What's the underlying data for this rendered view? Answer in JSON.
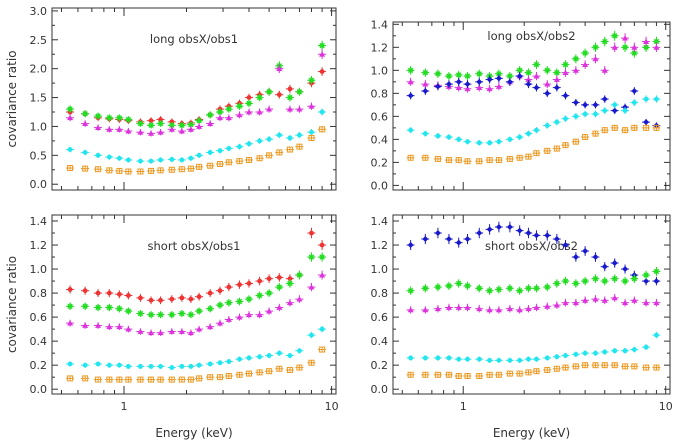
{
  "chart_data": [
    {
      "type": "scatter",
      "title": "long obsX/obs1",
      "ylabel": "covariance ratio",
      "xlabel": "",
      "xscale": "log",
      "xlim": [
        0.45,
        10.5
      ],
      "ylim": [
        -0.1,
        3.05
      ],
      "yticks": [
        0.0,
        0.5,
        1.0,
        1.5,
        2.0,
        2.5,
        3.0
      ],
      "ytick_labels": [
        "0.0",
        "0.5",
        "1.0",
        "1.5",
        "2.0",
        "2.5",
        "3.0"
      ],
      "xticks": [
        1,
        10
      ],
      "xtick_labels": [
        "",
        ""
      ],
      "x": [
        0.55,
        0.65,
        0.75,
        0.85,
        0.95,
        1.05,
        1.2,
        1.35,
        1.5,
        1.7,
        1.9,
        2.1,
        2.3,
        2.6,
        2.9,
        3.2,
        3.6,
        4.0,
        4.5,
        5.0,
        5.6,
        6.3,
        7.0,
        8.0,
        9.0
      ],
      "series": [
        {
          "color": "#ee3333",
          "marker": "circle",
          "values": [
            1.25,
            1.22,
            1.15,
            1.13,
            1.12,
            1.1,
            1.08,
            1.1,
            1.12,
            1.08,
            1.05,
            1.06,
            1.12,
            1.2,
            1.3,
            1.35,
            1.4,
            1.5,
            1.55,
            1.6,
            1.55,
            1.65,
            1.6,
            1.75,
            1.95
          ]
        },
        {
          "color": "#22dd22",
          "marker": "star",
          "values": [
            1.3,
            1.22,
            1.18,
            1.15,
            1.15,
            1.12,
            1.05,
            1.02,
            1.05,
            1.02,
            1.02,
            1.03,
            1.1,
            1.2,
            1.25,
            1.3,
            1.35,
            1.4,
            1.5,
            1.6,
            2.05,
            1.5,
            1.6,
            1.8,
            2.4
          ]
        },
        {
          "color": "#dd33dd",
          "marker": "triangle",
          "values": [
            1.15,
            1.05,
            0.98,
            0.95,
            0.95,
            0.92,
            0.9,
            0.88,
            0.9,
            0.95,
            0.92,
            0.95,
            1.0,
            1.05,
            1.15,
            1.15,
            1.2,
            1.25,
            1.25,
            1.3,
            2.0,
            1.3,
            1.3,
            1.35,
            2.25
          ]
        },
        {
          "color": "#22e5ee",
          "marker": "circle",
          "values": [
            0.6,
            0.55,
            0.5,
            0.47,
            0.45,
            0.42,
            0.4,
            0.4,
            0.42,
            0.43,
            0.42,
            0.45,
            0.5,
            0.55,
            0.58,
            0.62,
            0.65,
            0.7,
            0.75,
            0.78,
            0.85,
            0.8,
            0.85,
            0.9,
            1.25
          ]
        },
        {
          "color": "#ee9922",
          "marker": "square",
          "values": [
            0.28,
            0.27,
            0.26,
            0.24,
            0.23,
            0.22,
            0.22,
            0.23,
            0.24,
            0.25,
            0.26,
            0.27,
            0.3,
            0.32,
            0.35,
            0.38,
            0.4,
            0.42,
            0.45,
            0.5,
            0.55,
            0.6,
            0.65,
            0.8,
            0.95
          ]
        }
      ]
    },
    {
      "type": "scatter",
      "title": "long obsX/obs2",
      "ylabel": "",
      "xlabel": "",
      "xscale": "log",
      "xlim": [
        0.45,
        10.5
      ],
      "ylim": [
        -0.04,
        1.42
      ],
      "yticks": [
        0.0,
        0.2,
        0.4,
        0.6,
        0.8,
        1.0,
        1.2,
        1.4
      ],
      "ytick_labels": [
        "0.0",
        "0.2",
        "0.4",
        "0.6",
        "0.8",
        "1.0",
        "1.2",
        "1.4"
      ],
      "xticks": [
        1,
        10
      ],
      "xtick_labels": [
        "",
        ""
      ],
      "x": [
        0.55,
        0.65,
        0.75,
        0.85,
        0.95,
        1.05,
        1.2,
        1.35,
        1.5,
        1.7,
        1.9,
        2.1,
        2.3,
        2.6,
        2.9,
        3.2,
        3.6,
        4.0,
        4.5,
        5.0,
        5.6,
        6.3,
        7.0,
        8.0,
        9.0
      ],
      "series": [
        {
          "color": "#22dd22",
          "marker": "star",
          "values": [
            1.0,
            0.98,
            0.97,
            0.95,
            0.96,
            0.95,
            0.97,
            0.95,
            0.97,
            0.95,
            1.0,
            0.98,
            1.05,
            1.0,
            0.98,
            1.05,
            1.1,
            1.15,
            1.2,
            1.25,
            1.3,
            1.2,
            1.15,
            1.2,
            1.25
          ]
        },
        {
          "color": "#dd33dd",
          "marker": "triangle",
          "values": [
            0.9,
            0.88,
            0.87,
            0.86,
            0.85,
            0.84,
            0.85,
            0.84,
            0.86,
            0.9,
            0.95,
            0.92,
            0.95,
            0.88,
            0.92,
            0.98,
            1.0,
            1.05,
            1.1,
            1.0,
            1.2,
            1.28,
            1.2,
            1.25,
            1.2
          ]
        },
        {
          "color": "#1a1acc",
          "marker": "diamond",
          "values": [
            0.78,
            0.82,
            0.86,
            0.88,
            0.9,
            0.88,
            0.9,
            0.92,
            0.93,
            0.9,
            0.95,
            0.88,
            0.85,
            0.8,
            0.85,
            0.78,
            0.72,
            0.7,
            0.7,
            0.75,
            0.65,
            0.68,
            0.82,
            0.55,
            0.52
          ]
        },
        {
          "color": "#22e5ee",
          "marker": "circle",
          "values": [
            0.48,
            0.45,
            0.43,
            0.42,
            0.4,
            0.38,
            0.37,
            0.37,
            0.38,
            0.4,
            0.42,
            0.45,
            0.48,
            0.52,
            0.55,
            0.58,
            0.6,
            0.62,
            0.62,
            0.65,
            0.7,
            0.65,
            0.72,
            0.75,
            0.75
          ]
        },
        {
          "color": "#ee9922",
          "marker": "square",
          "values": [
            0.24,
            0.24,
            0.23,
            0.22,
            0.22,
            0.21,
            0.21,
            0.22,
            0.22,
            0.23,
            0.24,
            0.25,
            0.28,
            0.3,
            0.32,
            0.35,
            0.38,
            0.42,
            0.45,
            0.48,
            0.5,
            0.48,
            0.5,
            0.5,
            0.5
          ]
        }
      ]
    },
    {
      "type": "scatter",
      "title": "short obsX/obs1",
      "ylabel": "covariance ratio",
      "xlabel": "Energy (keV)",
      "xscale": "log",
      "xlim": [
        0.45,
        10.5
      ],
      "ylim": [
        -0.04,
        1.45
      ],
      "yticks": [
        0.0,
        0.2,
        0.4,
        0.6,
        0.8,
        1.0,
        1.2,
        1.4
      ],
      "ytick_labels": [
        "0.0",
        "0.2",
        "0.4",
        "0.6",
        "0.8",
        "1.0",
        "1.2",
        "1.4"
      ],
      "xticks": [
        1,
        10
      ],
      "xtick_labels": [
        "1",
        "10"
      ],
      "x": [
        0.55,
        0.65,
        0.75,
        0.85,
        0.95,
        1.05,
        1.2,
        1.35,
        1.5,
        1.7,
        1.9,
        2.1,
        2.3,
        2.6,
        2.9,
        3.2,
        3.6,
        4.0,
        4.5,
        5.0,
        5.6,
        6.3,
        7.0,
        8.0,
        9.0
      ],
      "series": [
        {
          "color": "#ee3333",
          "marker": "circle",
          "values": [
            0.83,
            0.82,
            0.8,
            0.8,
            0.79,
            0.78,
            0.76,
            0.74,
            0.74,
            0.75,
            0.76,
            0.75,
            0.77,
            0.8,
            0.82,
            0.85,
            0.87,
            0.88,
            0.9,
            0.92,
            0.93,
            0.92,
            0.95,
            1.3,
            1.2
          ]
        },
        {
          "color": "#22dd22",
          "marker": "star",
          "values": [
            0.69,
            0.69,
            0.68,
            0.68,
            0.67,
            0.65,
            0.63,
            0.62,
            0.62,
            0.62,
            0.63,
            0.62,
            0.65,
            0.67,
            0.7,
            0.72,
            0.73,
            0.75,
            0.78,
            0.8,
            0.85,
            0.88,
            0.95,
            1.1,
            1.1
          ]
        },
        {
          "color": "#dd33dd",
          "marker": "triangle",
          "values": [
            0.55,
            0.53,
            0.53,
            0.52,
            0.52,
            0.5,
            0.48,
            0.47,
            0.47,
            0.48,
            0.48,
            0.47,
            0.5,
            0.52,
            0.55,
            0.58,
            0.6,
            0.62,
            0.62,
            0.65,
            0.68,
            0.72,
            0.75,
            0.85,
            0.95
          ]
        },
        {
          "color": "#22e5ee",
          "marker": "circle",
          "values": [
            0.21,
            0.2,
            0.21,
            0.2,
            0.2,
            0.19,
            0.19,
            0.19,
            0.19,
            0.18,
            0.19,
            0.19,
            0.2,
            0.21,
            0.22,
            0.23,
            0.25,
            0.26,
            0.27,
            0.28,
            0.3,
            0.28,
            0.32,
            0.45,
            0.5
          ]
        },
        {
          "color": "#ee9922",
          "marker": "square",
          "values": [
            0.09,
            0.09,
            0.08,
            0.08,
            0.08,
            0.08,
            0.08,
            0.08,
            0.08,
            0.08,
            0.08,
            0.08,
            0.09,
            0.1,
            0.1,
            0.11,
            0.12,
            0.13,
            0.14,
            0.15,
            0.17,
            0.16,
            0.18,
            0.22,
            0.33
          ]
        }
      ]
    },
    {
      "type": "scatter",
      "title": "short obsX/obs2",
      "ylabel": "",
      "xlabel": "Energy (keV)",
      "xscale": "log",
      "xlim": [
        0.45,
        10.5
      ],
      "ylim": [
        -0.04,
        1.45
      ],
      "yticks": [
        0.0,
        0.2,
        0.4,
        0.6,
        0.8,
        1.0,
        1.2,
        1.4
      ],
      "ytick_labels": [
        "0.0",
        "0.2",
        "0.4",
        "0.6",
        "0.8",
        "1.0",
        "1.2",
        "1.4"
      ],
      "xticks": [
        1,
        10
      ],
      "xtick_labels": [
        "1",
        "10"
      ],
      "x": [
        0.55,
        0.65,
        0.75,
        0.85,
        0.95,
        1.05,
        1.2,
        1.35,
        1.5,
        1.7,
        1.9,
        2.1,
        2.3,
        2.6,
        2.9,
        3.2,
        3.6,
        4.0,
        4.5,
        5.0,
        5.6,
        6.3,
        7.0,
        8.0,
        9.0
      ],
      "series": [
        {
          "color": "#1a1acc",
          "marker": "diamond",
          "values": [
            1.2,
            1.25,
            1.3,
            1.25,
            1.22,
            1.25,
            1.3,
            1.33,
            1.35,
            1.35,
            1.32,
            1.3,
            1.28,
            1.28,
            1.25,
            1.2,
            1.1,
            1.15,
            1.1,
            1.02,
            1.05,
            1.0,
            0.95,
            0.9,
            0.9
          ]
        },
        {
          "color": "#22dd22",
          "marker": "star",
          "values": [
            0.82,
            0.84,
            0.85,
            0.86,
            0.88,
            0.86,
            0.84,
            0.82,
            0.83,
            0.84,
            0.82,
            0.84,
            0.84,
            0.85,
            0.88,
            0.9,
            0.88,
            0.9,
            0.92,
            0.9,
            0.92,
            0.9,
            0.92,
            0.95,
            0.98
          ]
        },
        {
          "color": "#dd33dd",
          "marker": "triangle",
          "values": [
            0.66,
            0.66,
            0.67,
            0.68,
            0.68,
            0.68,
            0.67,
            0.66,
            0.66,
            0.67,
            0.66,
            0.67,
            0.68,
            0.69,
            0.7,
            0.72,
            0.72,
            0.74,
            0.75,
            0.74,
            0.76,
            0.72,
            0.74,
            0.72,
            0.72
          ]
        },
        {
          "color": "#22e5ee",
          "marker": "circle",
          "values": [
            0.26,
            0.26,
            0.26,
            0.26,
            0.25,
            0.25,
            0.25,
            0.24,
            0.24,
            0.24,
            0.24,
            0.25,
            0.25,
            0.26,
            0.27,
            0.28,
            0.29,
            0.3,
            0.3,
            0.31,
            0.32,
            0.32,
            0.33,
            0.35,
            0.45
          ]
        },
        {
          "color": "#ee9922",
          "marker": "square",
          "values": [
            0.12,
            0.12,
            0.12,
            0.12,
            0.11,
            0.11,
            0.11,
            0.12,
            0.12,
            0.13,
            0.13,
            0.14,
            0.15,
            0.16,
            0.17,
            0.18,
            0.19,
            0.2,
            0.2,
            0.2,
            0.2,
            0.19,
            0.19,
            0.18,
            0.18
          ]
        }
      ]
    }
  ]
}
* * *
* _Stated task_
Pick out the lines containing the string "long" and show them.

* _Task result_
      "title": "long obsX/obs1",
      "title": "long obsX/obs2",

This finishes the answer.